In the records below, change every instance of "Full screen" to "Expand view" and keep everything else the same.

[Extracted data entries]
━━━

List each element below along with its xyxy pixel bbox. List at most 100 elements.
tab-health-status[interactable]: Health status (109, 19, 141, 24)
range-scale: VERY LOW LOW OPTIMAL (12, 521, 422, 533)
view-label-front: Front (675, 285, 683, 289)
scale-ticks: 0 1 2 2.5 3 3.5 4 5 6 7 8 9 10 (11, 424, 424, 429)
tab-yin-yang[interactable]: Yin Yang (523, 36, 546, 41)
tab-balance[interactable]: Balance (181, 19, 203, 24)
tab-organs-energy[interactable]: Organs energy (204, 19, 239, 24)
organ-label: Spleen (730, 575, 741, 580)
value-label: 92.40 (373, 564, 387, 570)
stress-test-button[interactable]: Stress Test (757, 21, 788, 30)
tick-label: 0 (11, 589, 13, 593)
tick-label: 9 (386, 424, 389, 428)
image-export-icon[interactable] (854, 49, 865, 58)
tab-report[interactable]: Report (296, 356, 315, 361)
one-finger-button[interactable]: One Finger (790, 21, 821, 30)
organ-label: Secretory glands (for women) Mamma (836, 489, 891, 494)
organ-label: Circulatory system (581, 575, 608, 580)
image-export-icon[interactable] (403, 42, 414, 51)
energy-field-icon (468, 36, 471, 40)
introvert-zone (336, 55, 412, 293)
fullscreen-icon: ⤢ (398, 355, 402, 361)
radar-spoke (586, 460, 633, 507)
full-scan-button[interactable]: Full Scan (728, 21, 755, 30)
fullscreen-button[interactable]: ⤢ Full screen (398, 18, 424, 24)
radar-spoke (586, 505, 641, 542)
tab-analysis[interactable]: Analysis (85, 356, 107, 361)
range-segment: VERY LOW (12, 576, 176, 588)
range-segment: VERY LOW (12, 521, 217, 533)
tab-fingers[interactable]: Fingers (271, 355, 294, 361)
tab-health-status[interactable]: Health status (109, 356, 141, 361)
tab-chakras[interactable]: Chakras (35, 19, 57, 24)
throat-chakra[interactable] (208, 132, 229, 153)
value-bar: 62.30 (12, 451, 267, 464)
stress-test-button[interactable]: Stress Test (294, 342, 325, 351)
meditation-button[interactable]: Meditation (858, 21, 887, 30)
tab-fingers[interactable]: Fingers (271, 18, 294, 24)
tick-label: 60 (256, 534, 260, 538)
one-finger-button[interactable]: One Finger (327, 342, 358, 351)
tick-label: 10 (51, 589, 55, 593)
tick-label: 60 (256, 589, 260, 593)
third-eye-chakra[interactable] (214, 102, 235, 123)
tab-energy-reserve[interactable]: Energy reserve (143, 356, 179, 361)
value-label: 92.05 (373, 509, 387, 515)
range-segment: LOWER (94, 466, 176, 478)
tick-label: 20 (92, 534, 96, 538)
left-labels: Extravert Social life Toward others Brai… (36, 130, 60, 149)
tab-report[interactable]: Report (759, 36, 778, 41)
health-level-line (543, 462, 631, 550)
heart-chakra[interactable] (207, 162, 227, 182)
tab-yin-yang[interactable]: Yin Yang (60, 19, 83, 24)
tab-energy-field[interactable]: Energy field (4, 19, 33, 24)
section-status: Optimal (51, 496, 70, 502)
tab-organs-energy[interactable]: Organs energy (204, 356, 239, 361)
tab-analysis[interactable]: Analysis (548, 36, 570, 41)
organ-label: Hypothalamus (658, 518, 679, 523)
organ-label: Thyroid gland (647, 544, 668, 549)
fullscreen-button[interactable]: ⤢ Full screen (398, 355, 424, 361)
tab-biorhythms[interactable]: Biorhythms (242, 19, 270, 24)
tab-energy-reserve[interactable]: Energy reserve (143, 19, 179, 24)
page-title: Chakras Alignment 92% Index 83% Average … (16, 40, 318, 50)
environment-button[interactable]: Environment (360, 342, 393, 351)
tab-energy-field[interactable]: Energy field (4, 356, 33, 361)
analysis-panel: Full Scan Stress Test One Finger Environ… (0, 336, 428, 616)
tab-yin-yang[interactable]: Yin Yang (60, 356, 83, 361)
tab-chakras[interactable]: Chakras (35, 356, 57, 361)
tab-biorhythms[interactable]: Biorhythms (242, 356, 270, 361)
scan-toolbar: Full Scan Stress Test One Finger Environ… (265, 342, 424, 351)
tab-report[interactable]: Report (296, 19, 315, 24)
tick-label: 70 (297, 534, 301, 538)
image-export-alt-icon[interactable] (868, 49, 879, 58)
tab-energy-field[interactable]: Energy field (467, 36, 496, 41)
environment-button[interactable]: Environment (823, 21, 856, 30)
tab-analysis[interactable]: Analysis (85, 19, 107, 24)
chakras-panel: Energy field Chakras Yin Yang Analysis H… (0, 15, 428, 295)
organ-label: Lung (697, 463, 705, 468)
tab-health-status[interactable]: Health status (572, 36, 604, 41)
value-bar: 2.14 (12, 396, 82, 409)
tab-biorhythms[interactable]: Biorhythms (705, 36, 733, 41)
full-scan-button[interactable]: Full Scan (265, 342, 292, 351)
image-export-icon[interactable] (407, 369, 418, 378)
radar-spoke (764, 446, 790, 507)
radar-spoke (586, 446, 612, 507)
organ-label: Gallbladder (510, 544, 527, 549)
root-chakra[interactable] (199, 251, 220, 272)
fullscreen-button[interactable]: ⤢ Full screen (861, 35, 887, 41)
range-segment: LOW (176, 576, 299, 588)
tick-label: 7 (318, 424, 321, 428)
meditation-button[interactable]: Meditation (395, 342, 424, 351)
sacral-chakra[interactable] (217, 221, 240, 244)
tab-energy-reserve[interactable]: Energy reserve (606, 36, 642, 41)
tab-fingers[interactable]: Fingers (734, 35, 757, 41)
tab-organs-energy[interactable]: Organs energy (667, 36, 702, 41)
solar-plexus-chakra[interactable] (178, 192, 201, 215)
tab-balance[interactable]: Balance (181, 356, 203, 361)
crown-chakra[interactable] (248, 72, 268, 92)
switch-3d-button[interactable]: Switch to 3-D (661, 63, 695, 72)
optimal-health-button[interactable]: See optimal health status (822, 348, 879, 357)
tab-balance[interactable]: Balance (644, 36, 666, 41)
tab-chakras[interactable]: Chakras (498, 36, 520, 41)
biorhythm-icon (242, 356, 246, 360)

━━━

### [Solution to the problem]
List each element below along with its xyxy pixel bbox. List at most 100 elements.
tab-health-status[interactable]: Health status (109, 19, 141, 24)
range-scale: VERY LOW LOW OPTIMAL (12, 521, 422, 533)
view-label-front: Front (675, 285, 683, 289)
scale-ticks: 0 1 2 2.5 3 3.5 4 5 6 7 8 9 10 (11, 424, 424, 429)
tab-yin-yang[interactable]: Yin Yang (523, 36, 546, 41)
tab-balance[interactable]: Balance (181, 19, 203, 24)
tab-organs-energy[interactable]: Organs energy (204, 19, 239, 24)
organ-label: Spleen (730, 575, 741, 580)
value-label: 92.40 (373, 564, 387, 570)
stress-test-button[interactable]: Stress Test (757, 21, 788, 30)
tick-label: 0 (11, 589, 13, 593)
tick-label: 9 (386, 424, 389, 428)
image-export-icon[interactable] (854, 49, 865, 58)
tab-report[interactable]: Report (296, 356, 315, 361)
one-finger-button[interactable]: One Finger (790, 21, 821, 30)
organ-label: Secretory glands (for women) Mamma (836, 489, 891, 494)
organ-label: Circulatory system (581, 575, 608, 580)
image-export-icon[interactable] (403, 42, 414, 51)
energy-field-icon (468, 36, 471, 40)
introvert-zone (336, 55, 412, 293)
fullscreen-icon: ⤢ (398, 355, 402, 361)
radar-spoke (586, 460, 633, 507)
full-scan-button[interactable]: Full Scan (728, 21, 755, 30)
fullscreen-button[interactable]: ⤢ Expand view (398, 18, 424, 24)
radar-spoke (586, 505, 641, 542)
tab-analysis[interactable]: Analysis (85, 356, 107, 361)
range-segment: VERY LOW (12, 576, 176, 588)
range-segment: VERY LOW (12, 521, 217, 533)
tab-fingers[interactable]: Fingers (271, 355, 294, 361)
tab-health-status[interactable]: Health status (109, 356, 141, 361)
tab-chakras[interactable]: Chakras (35, 19, 57, 24)
throat-chakra[interactable] (208, 132, 229, 153)
value-bar: 62.30 (12, 451, 267, 464)
stress-test-button[interactable]: Stress Test (294, 342, 325, 351)
meditation-button[interactable]: Meditation (858, 21, 887, 30)
tab-fingers[interactable]: Fingers (271, 18, 294, 24)
tick-label: 60 (256, 534, 260, 538)
one-finger-button[interactable]: One Finger (327, 342, 358, 351)
tick-label: 10 (51, 589, 55, 593)
tick-label: 60 (256, 589, 260, 593)
third-eye-chakra[interactable] (214, 102, 235, 123)
tab-energy-reserve[interactable]: Energy reserve (143, 356, 179, 361)
value-label: 92.05 (373, 509, 387, 515)
range-segment: LOWER (94, 466, 176, 478)
tick-label: 20 (92, 534, 96, 538)
left-labels: Extravert Social life Toward others Brai… (36, 130, 60, 149)
tab-report[interactable]: Report (759, 36, 778, 41)
health-level-line (543, 462, 631, 550)
heart-chakra[interactable] (207, 162, 227, 182)
tab-yin-yang[interactable]: Yin Yang (60, 19, 83, 24)
tab-energy-field[interactable]: Energy field (4, 19, 33, 24)
section-status: Optimal (51, 496, 70, 502)
tab-organs-energy[interactable]: Organs energy (204, 356, 239, 361)
tab-analysis[interactable]: Analysis (548, 36, 570, 41)
organ-label: Hypothalamus (658, 518, 679, 523)
organ-label: Thyroid gland (647, 544, 668, 549)
fullscreen-button[interactable]: ⤢ Expand view (398, 355, 424, 361)
tab-biorhythms[interactable]: Biorhythms (242, 19, 270, 24)
tab-energy-reserve[interactable]: Energy reserve (143, 19, 179, 24)
page-title: Chakras Alignment 92% Index 83% Average … (16, 40, 318, 50)
environment-button[interactable]: Environment (360, 342, 393, 351)
tab-energy-field[interactable]: Energy field (4, 356, 33, 361)
analysis-panel: Full Scan Stress Test One Finger Environ… (0, 336, 428, 616)
tab-yin-yang[interactable]: Yin Yang (60, 356, 83, 361)
tab-chakras[interactable]: Chakras (35, 356, 57, 361)
tab-biorhythms[interactable]: Biorhythms (242, 356, 270, 361)
scan-toolbar: Full Scan Stress Test One Finger Environ… (265, 342, 424, 351)
tab-report[interactable]: Report (296, 19, 315, 24)
tick-label: 70 (297, 534, 301, 538)
image-export-alt-icon[interactable] (868, 49, 879, 58)
tab-energy-field[interactable]: Energy field (467, 36, 496, 41)
environment-button[interactable]: Environment (823, 21, 856, 30)
tab-analysis[interactable]: Analysis (85, 19, 107, 24)
chakras-panel: Energy field Chakras Yin Yang Analysis H… (0, 15, 428, 295)
organ-label: Lung (697, 463, 705, 468)
tab-health-status[interactable]: Health status (572, 36, 604, 41)
value-bar: 2.14 (12, 396, 82, 409)
tab-biorhythms[interactable]: Biorhythms (705, 36, 733, 41)
full-scan-button[interactable]: Full Scan (265, 342, 292, 351)
image-export-icon[interactable] (407, 369, 418, 378)
radar-spoke (764, 446, 790, 507)
radar-spoke (586, 446, 612, 507)
organ-label: Gallbladder (510, 544, 527, 549)
root-chakra[interactable] (199, 251, 220, 272)
fullscreen-button[interactable]: ⤢ Expand view (861, 35, 887, 41)
range-segment: LOW (176, 576, 299, 588)
tick-label: 7 (318, 424, 321, 428)
meditation-button[interactable]: Meditation (395, 342, 424, 351)
sacral-chakra[interactable] (217, 221, 240, 244)
tab-energy-reserve[interactable]: Energy reserve (606, 36, 642, 41)
tab-fingers[interactable]: Fingers (734, 35, 757, 41)
tab-organs-energy[interactable]: Organs energy (667, 36, 702, 41)
solar-plexus-chakra[interactable] (178, 192, 201, 215)
tab-balance[interactable]: Balance (181, 356, 203, 361)
crown-chakra[interactable] (248, 72, 268, 92)
switch-3d-button[interactable]: Switch to 3-D (661, 63, 695, 72)
optimal-health-button[interactable]: See optimal health status (822, 348, 879, 357)
tab-balance[interactable]: Balance (644, 36, 666, 41)
tab-chakras[interactable]: Chakras (498, 36, 520, 41)
biorhythm-icon (242, 356, 246, 360)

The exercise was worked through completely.